Look through the data below and count each line where the word "from" appears. Reply with the count alone.

Dataset:
====

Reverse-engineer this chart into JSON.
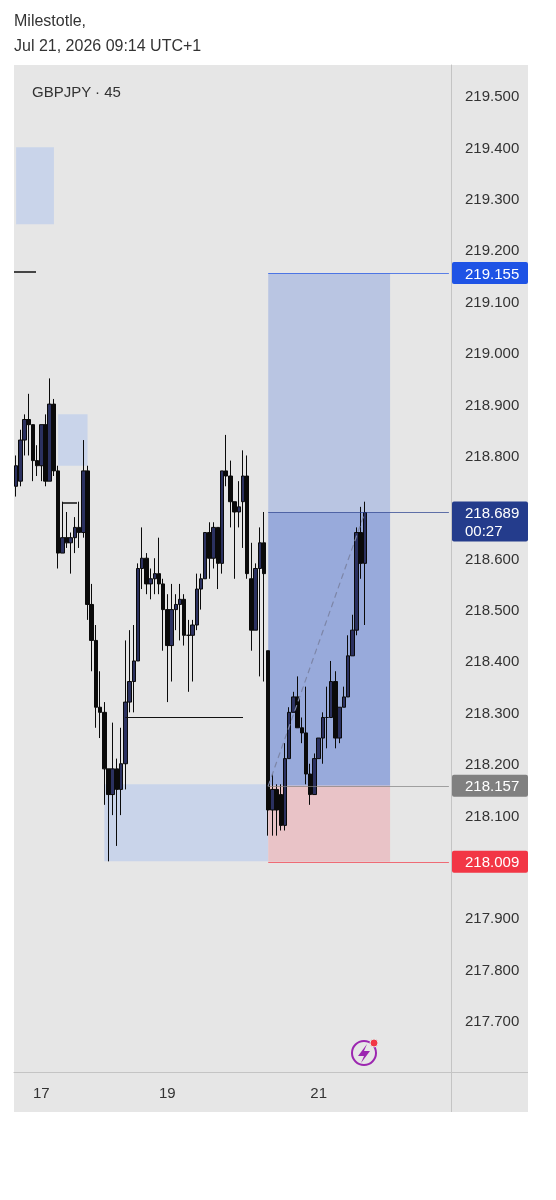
{
  "chart_data": {
    "type": "candlestick",
    "title": "GBPJPY · 45",
    "annotations": [
      "Milestotle,",
      "Jul 21, 2026 09:14 UTC+1"
    ],
    "categories": [
      null,
      null,
      null,
      null,
      null,
      null,
      "17",
      null,
      null,
      null,
      null,
      null,
      null,
      null,
      null,
      null,
      null,
      null,
      null,
      null,
      null,
      null,
      null,
      null,
      null,
      null,
      null,
      null,
      null,
      null,
      null,
      null,
      null,
      null,
      null,
      null,
      "19",
      null,
      null,
      null,
      null,
      null,
      null,
      null,
      null,
      null,
      null,
      null,
      null,
      null,
      null,
      null,
      null,
      null,
      null,
      null,
      null,
      null,
      null,
      null,
      null,
      null,
      null,
      null,
      null,
      null,
      null,
      null,
      null,
      null,
      null,
      null,
      "21",
      null,
      null,
      null,
      null,
      null,
      null,
      null,
      null,
      null,
      null,
      null,
      null,
      null,
      null,
      null,
      null,
      null,
      null,
      null,
      null,
      null,
      null,
      null,
      null,
      null,
      null,
      null,
      null,
      null,
      null,
      null
    ],
    "ohlc": [
      [
        218.74,
        218.8,
        218.72,
        218.78
      ],
      [
        218.75,
        218.85,
        218.74,
        218.83
      ],
      [
        218.83,
        218.88,
        218.8,
        218.87
      ],
      [
        218.87,
        218.92,
        218.8,
        218.86
      ],
      [
        218.86,
        218.86,
        218.75,
        218.79
      ],
      [
        218.79,
        218.82,
        218.76,
        218.78
      ],
      [
        218.78,
        218.86,
        218.75,
        218.86
      ],
      [
        218.86,
        218.88,
        218.74,
        218.75
      ],
      [
        218.75,
        218.95,
        218.75,
        218.9
      ],
      [
        218.9,
        218.91,
        218.76,
        218.77
      ],
      [
        218.77,
        218.78,
        218.58,
        218.61
      ],
      [
        218.61,
        218.71,
        218.61,
        218.64
      ],
      [
        218.64,
        218.69,
        218.62,
        218.63
      ],
      [
        218.63,
        218.65,
        218.57,
        218.64
      ],
      [
        218.64,
        218.68,
        218.61,
        218.66
      ],
      [
        218.66,
        218.71,
        218.62,
        218.65
      ],
      [
        218.65,
        218.83,
        218.64,
        218.77
      ],
      [
        218.77,
        218.78,
        218.48,
        218.51
      ],
      [
        218.51,
        218.55,
        218.38,
        218.44
      ],
      [
        218.44,
        218.47,
        218.27,
        218.31
      ],
      [
        218.31,
        218.38,
        218.25,
        218.3
      ],
      [
        218.3,
        218.32,
        218.12,
        218.19
      ],
      [
        218.19,
        218.19,
        218.01,
        218.14
      ],
      [
        218.14,
        218.28,
        218.1,
        218.19
      ],
      [
        218.19,
        218.21,
        218.04,
        218.15
      ],
      [
        218.15,
        218.27,
        218.1,
        218.2
      ],
      [
        218.2,
        218.44,
        218.15,
        218.32
      ],
      [
        218.32,
        218.46,
        218.3,
        218.36
      ],
      [
        218.36,
        218.47,
        218.3,
        218.4
      ],
      [
        218.4,
        218.59,
        218.4,
        218.58
      ],
      [
        218.58,
        218.66,
        218.54,
        218.6
      ],
      [
        218.6,
        218.61,
        218.53,
        218.55
      ],
      [
        218.55,
        218.58,
        218.52,
        218.56
      ],
      [
        218.56,
        218.6,
        218.53,
        218.57
      ],
      [
        218.57,
        218.64,
        218.53,
        218.55
      ],
      [
        218.55,
        218.56,
        218.42,
        218.5
      ],
      [
        218.5,
        218.53,
        218.32,
        218.43
      ],
      [
        218.43,
        218.55,
        218.36,
        218.5
      ],
      [
        218.5,
        218.53,
        218.46,
        218.51
      ],
      [
        218.51,
        218.55,
        218.44,
        218.52
      ],
      [
        218.52,
        218.53,
        218.43,
        218.45
      ],
      [
        218.45,
        218.48,
        218.34,
        218.45
      ],
      [
        218.45,
        218.48,
        218.36,
        218.47
      ],
      [
        218.47,
        218.57,
        218.46,
        218.54
      ],
      [
        218.54,
        218.57,
        218.5,
        218.56
      ],
      [
        218.56,
        218.65,
        218.56,
        218.65
      ],
      [
        218.65,
        218.67,
        218.56,
        218.6
      ],
      [
        218.6,
        218.67,
        218.58,
        218.66
      ],
      [
        218.66,
        218.66,
        218.54,
        218.59
      ],
      [
        218.59,
        218.77,
        218.57,
        218.77
      ],
      [
        218.77,
        218.84,
        218.74,
        218.76
      ],
      [
        218.76,
        218.79,
        218.66,
        218.71
      ],
      [
        218.71,
        218.71,
        218.56,
        218.69
      ],
      [
        218.69,
        218.75,
        218.66,
        218.7
      ],
      [
        218.71,
        218.81,
        218.62,
        218.76
      ],
      [
        218.76,
        218.8,
        218.56,
        218.57
      ],
      [
        218.56,
        218.63,
        218.42,
        218.46
      ],
      [
        218.46,
        218.59,
        218.46,
        218.58
      ],
      [
        218.58,
        218.66,
        218.37,
        218.63
      ],
      [
        218.63,
        218.69,
        218.36,
        218.57
      ],
      [
        218.42,
        218.42,
        218.06,
        218.11
      ],
      [
        218.11,
        218.18,
        218.06,
        218.15
      ],
      [
        218.15,
        218.16,
        218.06,
        218.11
      ],
      [
        218.14,
        218.16,
        218.07,
        218.08
      ],
      [
        218.08,
        218.24,
        218.07,
        218.21
      ],
      [
        218.21,
        218.31,
        218.21,
        218.3
      ],
      [
        218.3,
        218.34,
        218.3,
        218.33
      ],
      [
        218.33,
        218.37,
        218.27,
        218.27
      ],
      [
        218.27,
        218.29,
        218.24,
        218.26
      ],
      [
        218.26,
        218.35,
        218.16,
        218.18
      ],
      [
        218.18,
        218.2,
        218.12,
        218.14
      ],
      [
        218.14,
        218.22,
        218.14,
        218.21
      ],
      [
        218.21,
        218.25,
        218.21,
        218.25
      ],
      [
        218.25,
        218.3,
        218.2,
        218.29
      ],
      [
        218.29,
        218.35,
        218.23,
        218.29
      ],
      [
        218.29,
        218.4,
        218.29,
        218.36
      ],
      [
        218.36,
        218.38,
        218.23,
        218.25
      ],
      [
        218.25,
        218.31,
        218.24,
        218.31
      ],
      [
        218.31,
        218.35,
        218.31,
        218.33
      ],
      [
        218.33,
        218.45,
        218.33,
        218.41
      ],
      [
        218.41,
        218.49,
        218.41,
        218.46
      ],
      [
        218.46,
        218.66,
        218.45,
        218.65
      ],
      [
        218.65,
        218.7,
        218.56,
        218.59
      ],
      [
        218.59,
        218.71,
        218.47,
        218.689
      ],
      null,
      null,
      null,
      null,
      null,
      null,
      null,
      null,
      null,
      null,
      null,
      null,
      null,
      null,
      null,
      null,
      null,
      null,
      null,
      null
    ],
    "color": "#0a0a0a",
    "colors": [
      "#2b3160",
      "#2b3160",
      "#2b3160",
      "#0a0a0a",
      "#0a0a0a",
      "#0a0a0a",
      "#2b3160",
      "#0a0a0a",
      "#2b3160",
      "#0a0a0a",
      "#0a0a0a",
      "#2b3160",
      "#0a0a0a",
      "#2b3160",
      "#2b3160",
      "#0a0a0a",
      "#2b3160",
      "#0a0a0a",
      "#0a0a0a",
      "#0a0a0a",
      "#0a0a0a",
      "#0a0a0a",
      "#0a0a0a",
      "#2b3160",
      "#0a0a0a",
      "#2b3160",
      "#2b3160",
      "#2b3160",
      "#2b3160",
      "#2b3160",
      "#2b3160",
      "#0a0a0a",
      "#2b3160",
      "#2b3160",
      "#0a0a0a",
      "#0a0a0a",
      "#0a0a0a",
      "#2b3160",
      "#2b3160",
      "#2b3160",
      "#0a0a0a",
      "#0a0a0a",
      "#2b3160",
      "#2b3160",
      "#2b3160",
      "#2b3160",
      "#0a0a0a",
      "#2b3160",
      "#0a0a0a",
      "#2b3160",
      "#0a0a0a",
      "#0a0a0a",
      "#0a0a0a",
      "#2b3160",
      "#2b3160",
      "#0a0a0a",
      "#0a0a0a",
      "#2b3160",
      "#2b3160",
      "#0a0a0a",
      "#0a0a0a",
      "#2b3160",
      "#0a0a0a",
      "#0a0a0a",
      "#2b3160",
      "#2b3160",
      "#2b3160",
      "#0a0a0a",
      "#0a0a0a",
      "#0a0a0a",
      "#0a0a0a",
      "#2b3160",
      "#2b3160",
      "#2b3160",
      "#0a0a0a",
      "#2b3160",
      "#0a0a0a",
      "#2b3160",
      "#2b3160",
      "#2b3160",
      "#2b3160",
      "#2b3160",
      "#0a0a0a",
      "#2b3160",
      null,
      null,
      null,
      null,
      null,
      null,
      null,
      null,
      null,
      null,
      null,
      null,
      null,
      null,
      null,
      null,
      null,
      null,
      null,
      null
    ],
    "ylim": [
      217.6,
      219.56
    ],
    "yticks": [
      {
        "value": 219.5,
        "label": "219.500"
      },
      {
        "value": 219.4,
        "label": "219.400"
      },
      {
        "value": 219.3,
        "label": "219.300"
      },
      {
        "value": 219.2,
        "label": "219.200"
      },
      {
        "value": 219.1,
        "label": "219.100"
      },
      {
        "value": 219,
        "label": "219.000"
      },
      {
        "value": 218.9,
        "label": "218.900"
      },
      {
        "value": 218.8,
        "label": "218.800"
      },
      {
        "value": 218.6,
        "label": "218.600"
      },
      {
        "value": 218.5,
        "label": "218.500"
      },
      {
        "value": 218.4,
        "label": "218.400"
      },
      {
        "value": 218.3,
        "label": "218.300"
      },
      {
        "value": 218.2,
        "label": "218.200"
      },
      {
        "value": 218.1,
        "label": "218.100"
      },
      {
        "value": 217.9,
        "label": "217.900"
      },
      {
        "value": 217.8,
        "label": "217.800"
      },
      {
        "value": 217.7,
        "label": "217.700"
      }
    ],
    "bands": [
      {
        "axis": "y",
        "from": 219.25,
        "to": 219.4,
        "color": "#c9d4ea"
      },
      {
        "axis": "y",
        "from": 218.78,
        "to": 218.88,
        "color": "#c9d4ea"
      },
      {
        "axis": "y",
        "from": 218.01,
        "to": 218.16,
        "color": "#c9d4ea"
      },
      {
        "axis": "y",
        "from": 218.689,
        "to": 219.155,
        "color": "#b9c5e2"
      },
      {
        "axis": "y",
        "from": 218.157,
        "to": 218.689,
        "color": "#98aadb"
      },
      {
        "axis": "y",
        "from": 218.009,
        "to": 218.157,
        "color": "#e9c3c7"
      }
    ],
    "ref_lines": [
      {
        "axis": "y",
        "value": 219.155,
        "label": "219.155",
        "color": "#1e53e5"
      },
      {
        "axis": "y",
        "value": 218.689,
        "label": "218.689\n00:27",
        "color": "#243c8c"
      },
      {
        "axis": "y",
        "value": 218.157,
        "label": "218.157",
        "color": "#808080"
      },
      {
        "axis": "y",
        "value": 218.009,
        "label": "218.009",
        "color": "#f23645"
      },
      {
        "axis": "y",
        "value": 218.29,
        "color": "#111111"
      }
    ]
  }
}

====

Solution for this task: 6